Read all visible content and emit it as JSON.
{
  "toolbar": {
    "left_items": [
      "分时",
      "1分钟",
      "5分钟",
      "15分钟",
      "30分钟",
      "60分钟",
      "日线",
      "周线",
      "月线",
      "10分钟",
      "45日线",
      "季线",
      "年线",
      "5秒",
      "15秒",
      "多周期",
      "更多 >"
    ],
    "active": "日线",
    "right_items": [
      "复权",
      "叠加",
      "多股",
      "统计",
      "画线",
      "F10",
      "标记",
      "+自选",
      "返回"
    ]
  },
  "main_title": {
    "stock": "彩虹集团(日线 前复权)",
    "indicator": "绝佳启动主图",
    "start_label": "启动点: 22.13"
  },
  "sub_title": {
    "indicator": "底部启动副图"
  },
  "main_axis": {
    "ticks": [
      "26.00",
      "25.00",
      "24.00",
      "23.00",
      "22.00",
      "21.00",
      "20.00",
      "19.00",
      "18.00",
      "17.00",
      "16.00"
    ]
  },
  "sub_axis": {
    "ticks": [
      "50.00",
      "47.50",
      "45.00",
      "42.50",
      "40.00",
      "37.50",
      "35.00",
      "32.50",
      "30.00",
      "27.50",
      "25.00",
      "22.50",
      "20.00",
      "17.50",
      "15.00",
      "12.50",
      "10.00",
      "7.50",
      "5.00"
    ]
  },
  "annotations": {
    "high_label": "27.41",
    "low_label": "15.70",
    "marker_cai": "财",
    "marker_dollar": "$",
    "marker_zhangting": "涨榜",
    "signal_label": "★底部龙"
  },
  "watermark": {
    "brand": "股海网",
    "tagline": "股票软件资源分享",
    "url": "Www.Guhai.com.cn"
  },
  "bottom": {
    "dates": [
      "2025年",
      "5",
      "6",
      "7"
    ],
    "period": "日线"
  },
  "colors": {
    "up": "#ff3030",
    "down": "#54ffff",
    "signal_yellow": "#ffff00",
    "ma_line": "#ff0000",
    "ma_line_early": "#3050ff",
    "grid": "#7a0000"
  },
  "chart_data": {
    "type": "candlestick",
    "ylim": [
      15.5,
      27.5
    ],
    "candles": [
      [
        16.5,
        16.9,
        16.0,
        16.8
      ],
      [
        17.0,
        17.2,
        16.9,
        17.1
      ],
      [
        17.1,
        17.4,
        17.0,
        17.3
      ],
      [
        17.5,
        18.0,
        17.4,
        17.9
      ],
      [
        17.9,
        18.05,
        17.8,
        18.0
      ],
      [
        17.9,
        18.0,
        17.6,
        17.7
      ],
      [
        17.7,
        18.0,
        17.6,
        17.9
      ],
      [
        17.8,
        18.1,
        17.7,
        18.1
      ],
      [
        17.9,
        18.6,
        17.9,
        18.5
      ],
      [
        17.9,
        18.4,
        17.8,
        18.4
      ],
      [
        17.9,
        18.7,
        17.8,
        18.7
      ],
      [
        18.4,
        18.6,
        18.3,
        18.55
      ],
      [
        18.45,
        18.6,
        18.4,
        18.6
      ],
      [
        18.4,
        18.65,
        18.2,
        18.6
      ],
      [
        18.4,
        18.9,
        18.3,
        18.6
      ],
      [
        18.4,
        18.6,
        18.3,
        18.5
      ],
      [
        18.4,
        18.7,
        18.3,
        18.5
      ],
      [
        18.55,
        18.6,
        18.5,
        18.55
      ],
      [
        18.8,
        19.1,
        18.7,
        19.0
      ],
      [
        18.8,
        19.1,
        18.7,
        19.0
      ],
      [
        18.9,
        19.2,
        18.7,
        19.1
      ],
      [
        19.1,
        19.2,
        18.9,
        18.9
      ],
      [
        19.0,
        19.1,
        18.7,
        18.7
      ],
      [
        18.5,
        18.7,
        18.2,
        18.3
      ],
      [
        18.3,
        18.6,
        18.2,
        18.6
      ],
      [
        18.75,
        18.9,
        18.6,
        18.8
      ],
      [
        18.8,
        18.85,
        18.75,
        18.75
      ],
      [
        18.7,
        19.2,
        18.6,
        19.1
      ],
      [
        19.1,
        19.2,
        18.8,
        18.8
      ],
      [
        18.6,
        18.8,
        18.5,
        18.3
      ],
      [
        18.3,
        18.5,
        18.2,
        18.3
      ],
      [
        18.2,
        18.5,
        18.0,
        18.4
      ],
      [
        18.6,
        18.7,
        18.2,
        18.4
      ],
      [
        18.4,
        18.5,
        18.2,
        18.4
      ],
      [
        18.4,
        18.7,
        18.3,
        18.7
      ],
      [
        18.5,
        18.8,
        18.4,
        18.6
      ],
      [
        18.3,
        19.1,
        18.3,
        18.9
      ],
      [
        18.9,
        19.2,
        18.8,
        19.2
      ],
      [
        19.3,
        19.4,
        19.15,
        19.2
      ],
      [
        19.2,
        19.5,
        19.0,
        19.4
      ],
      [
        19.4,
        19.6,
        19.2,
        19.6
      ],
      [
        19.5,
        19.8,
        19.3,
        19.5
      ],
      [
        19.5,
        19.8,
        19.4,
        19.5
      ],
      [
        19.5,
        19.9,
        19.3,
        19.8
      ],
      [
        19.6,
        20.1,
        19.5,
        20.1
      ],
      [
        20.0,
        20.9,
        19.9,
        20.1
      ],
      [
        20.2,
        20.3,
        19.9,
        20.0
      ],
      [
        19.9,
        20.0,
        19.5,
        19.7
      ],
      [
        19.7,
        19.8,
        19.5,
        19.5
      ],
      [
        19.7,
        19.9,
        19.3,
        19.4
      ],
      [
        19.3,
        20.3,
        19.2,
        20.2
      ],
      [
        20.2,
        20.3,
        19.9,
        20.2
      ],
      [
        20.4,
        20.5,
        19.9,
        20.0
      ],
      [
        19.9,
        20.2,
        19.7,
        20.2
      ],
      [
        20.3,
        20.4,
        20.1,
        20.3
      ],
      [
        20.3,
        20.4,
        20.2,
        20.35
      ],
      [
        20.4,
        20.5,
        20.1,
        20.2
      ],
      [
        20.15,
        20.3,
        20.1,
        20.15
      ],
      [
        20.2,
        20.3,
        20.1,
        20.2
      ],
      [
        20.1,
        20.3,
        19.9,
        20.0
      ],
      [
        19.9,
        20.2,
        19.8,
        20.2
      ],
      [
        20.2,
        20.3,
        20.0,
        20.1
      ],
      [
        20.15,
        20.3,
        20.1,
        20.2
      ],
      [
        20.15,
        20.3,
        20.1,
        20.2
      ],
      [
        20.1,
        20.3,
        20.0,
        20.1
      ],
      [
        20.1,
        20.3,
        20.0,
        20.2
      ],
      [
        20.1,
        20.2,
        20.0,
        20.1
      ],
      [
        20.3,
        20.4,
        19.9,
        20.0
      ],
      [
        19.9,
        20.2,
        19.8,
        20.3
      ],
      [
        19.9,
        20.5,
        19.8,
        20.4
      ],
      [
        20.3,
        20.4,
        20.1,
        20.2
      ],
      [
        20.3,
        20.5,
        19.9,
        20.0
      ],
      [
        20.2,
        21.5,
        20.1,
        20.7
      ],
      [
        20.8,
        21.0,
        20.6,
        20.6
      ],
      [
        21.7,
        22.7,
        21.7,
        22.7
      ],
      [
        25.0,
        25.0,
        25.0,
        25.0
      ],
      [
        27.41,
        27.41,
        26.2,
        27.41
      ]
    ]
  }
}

━━━━━━━━━━━━━━━━━━━━

Written request
Produce a verbatim transcription of the entries above.

Right answer
Read all visible content and emit it as JSON.
{
  "toolbar": {
    "left_items": [
      "分时",
      "1分钟",
      "5分钟",
      "15分钟",
      "30分钟",
      "60分钟",
      "日线",
      "周线",
      "月线",
      "10分钟",
      "45日线",
      "季线",
      "年线",
      "5秒",
      "15秒",
      "多周期",
      "更多 >"
    ],
    "active": "日线",
    "right_items": [
      "复权",
      "叠加",
      "多股",
      "统计",
      "画线",
      "F10",
      "标记",
      "+自选",
      "返回"
    ]
  },
  "main_title": {
    "stock": "彩虹集团(日线 前复权)",
    "indicator": "绝佳启动主图",
    "start_label": "启动点: 22.13"
  },
  "sub_title": {
    "indicator": "底部启动副图"
  },
  "main_axis": {
    "ticks": [
      "26.00",
      "25.00",
      "24.00",
      "23.00",
      "22.00",
      "21.00",
      "20.00",
      "19.00",
      "18.00",
      "17.00",
      "16.00"
    ]
  },
  "sub_axis": {
    "ticks": [
      "50.00",
      "47.50",
      "45.00",
      "42.50",
      "40.00",
      "37.50",
      "35.00",
      "32.50",
      "30.00",
      "27.50",
      "25.00",
      "22.50",
      "20.00",
      "17.50",
      "15.00",
      "12.50",
      "10.00",
      "7.50",
      "5.00"
    ]
  },
  "annotations": {
    "high_label": "27.41",
    "low_label": "15.70",
    "marker_cai": "财",
    "marker_dollar": "$",
    "marker_zhangting": "涨榜",
    "signal_label": "★底部龙"
  },
  "watermark": {
    "brand": "股海网",
    "tagline": "股票软件资源分享",
    "url": "Www.Guhai.com.cn"
  },
  "bottom": {
    "dates": [
      "2025年",
      "5",
      "6",
      "7"
    ],
    "period": "日线"
  },
  "colors": {
    "up": "#ff3030",
    "down": "#54ffff",
    "signal_yellow": "#ffff00",
    "ma_line": "#ff0000",
    "ma_line_early": "#3050ff",
    "grid": "#7a0000"
  },
  "chart_data": {
    "type": "candlestick",
    "ylim": [
      15.5,
      27.5
    ],
    "candles": [
      [
        16.5,
        16.9,
        16.0,
        16.8
      ],
      [
        17.0,
        17.2,
        16.9,
        17.1
      ],
      [
        17.1,
        17.4,
        17.0,
        17.3
      ],
      [
        17.5,
        18.0,
        17.4,
        17.9
      ],
      [
        17.9,
        18.05,
        17.8,
        18.0
      ],
      [
        17.9,
        18.0,
        17.6,
        17.7
      ],
      [
        17.7,
        18.0,
        17.6,
        17.9
      ],
      [
        17.8,
        18.1,
        17.7,
        18.1
      ],
      [
        17.9,
        18.6,
        17.9,
        18.5
      ],
      [
        17.9,
        18.4,
        17.8,
        18.4
      ],
      [
        17.9,
        18.7,
        17.8,
        18.7
      ],
      [
        18.4,
        18.6,
        18.3,
        18.55
      ],
      [
        18.45,
        18.6,
        18.4,
        18.6
      ],
      [
        18.4,
        18.65,
        18.2,
        18.6
      ],
      [
        18.4,
        18.9,
        18.3,
        18.6
      ],
      [
        18.4,
        18.6,
        18.3,
        18.5
      ],
      [
        18.4,
        18.7,
        18.3,
        18.5
      ],
      [
        18.55,
        18.6,
        18.5,
        18.55
      ],
      [
        18.8,
        19.1,
        18.7,
        19.0
      ],
      [
        18.8,
        19.1,
        18.7,
        19.0
      ],
      [
        18.9,
        19.2,
        18.7,
        19.1
      ],
      [
        19.1,
        19.2,
        18.9,
        18.9
      ],
      [
        19.0,
        19.1,
        18.7,
        18.7
      ],
      [
        18.5,
        18.7,
        18.2,
        18.3
      ],
      [
        18.3,
        18.6,
        18.2,
        18.6
      ],
      [
        18.75,
        18.9,
        18.6,
        18.8
      ],
      [
        18.8,
        18.85,
        18.75,
        18.75
      ],
      [
        18.7,
        19.2,
        18.6,
        19.1
      ],
      [
        19.1,
        19.2,
        18.8,
        18.8
      ],
      [
        18.6,
        18.8,
        18.5,
        18.3
      ],
      [
        18.3,
        18.5,
        18.2,
        18.3
      ],
      [
        18.2,
        18.5,
        18.0,
        18.4
      ],
      [
        18.6,
        18.7,
        18.2,
        18.4
      ],
      [
        18.4,
        18.5,
        18.2,
        18.4
      ],
      [
        18.4,
        18.7,
        18.3,
        18.7
      ],
      [
        18.5,
        18.8,
        18.4,
        18.6
      ],
      [
        18.3,
        19.1,
        18.3,
        18.9
      ],
      [
        18.9,
        19.2,
        18.8,
        19.2
      ],
      [
        19.3,
        19.4,
        19.15,
        19.2
      ],
      [
        19.2,
        19.5,
        19.0,
        19.4
      ],
      [
        19.4,
        19.6,
        19.2,
        19.6
      ],
      [
        19.5,
        19.8,
        19.3,
        19.5
      ],
      [
        19.5,
        19.8,
        19.4,
        19.5
      ],
      [
        19.5,
        19.9,
        19.3,
        19.8
      ],
      [
        19.6,
        20.1,
        19.5,
        20.1
      ],
      [
        20.0,
        20.9,
        19.9,
        20.1
      ],
      [
        20.2,
        20.3,
        19.9,
        20.0
      ],
      [
        19.9,
        20.0,
        19.5,
        19.7
      ],
      [
        19.7,
        19.8,
        19.5,
        19.5
      ],
      [
        19.7,
        19.9,
        19.3,
        19.4
      ],
      [
        19.3,
        20.3,
        19.2,
        20.2
      ],
      [
        20.2,
        20.3,
        19.9,
        20.2
      ],
      [
        20.4,
        20.5,
        19.9,
        20.0
      ],
      [
        19.9,
        20.2,
        19.7,
        20.2
      ],
      [
        20.3,
        20.4,
        20.1,
        20.3
      ],
      [
        20.3,
        20.4,
        20.2,
        20.35
      ],
      [
        20.4,
        20.5,
        20.1,
        20.2
      ],
      [
        20.15,
        20.3,
        20.1,
        20.15
      ],
      [
        20.2,
        20.3,
        20.1,
        20.2
      ],
      [
        20.1,
        20.3,
        19.9,
        20.0
      ],
      [
        19.9,
        20.2,
        19.8,
        20.2
      ],
      [
        20.2,
        20.3,
        20.0,
        20.1
      ],
      [
        20.15,
        20.3,
        20.1,
        20.2
      ],
      [
        20.15,
        20.3,
        20.1,
        20.2
      ],
      [
        20.1,
        20.3,
        20.0,
        20.1
      ],
      [
        20.1,
        20.3,
        20.0,
        20.2
      ],
      [
        20.1,
        20.2,
        20.0,
        20.1
      ],
      [
        20.3,
        20.4,
        19.9,
        20.0
      ],
      [
        19.9,
        20.2,
        19.8,
        20.3
      ],
      [
        19.9,
        20.5,
        19.8,
        20.4
      ],
      [
        20.3,
        20.4,
        20.1,
        20.2
      ],
      [
        20.3,
        20.5,
        19.9,
        20.0
      ],
      [
        20.2,
        21.5,
        20.1,
        20.7
      ],
      [
        20.8,
        21.0,
        20.6,
        20.6
      ],
      [
        21.7,
        22.7,
        21.7,
        22.7
      ],
      [
        25.0,
        25.0,
        25.0,
        25.0
      ],
      [
        27.41,
        27.41,
        26.2,
        27.41
      ]
    ]
  }
}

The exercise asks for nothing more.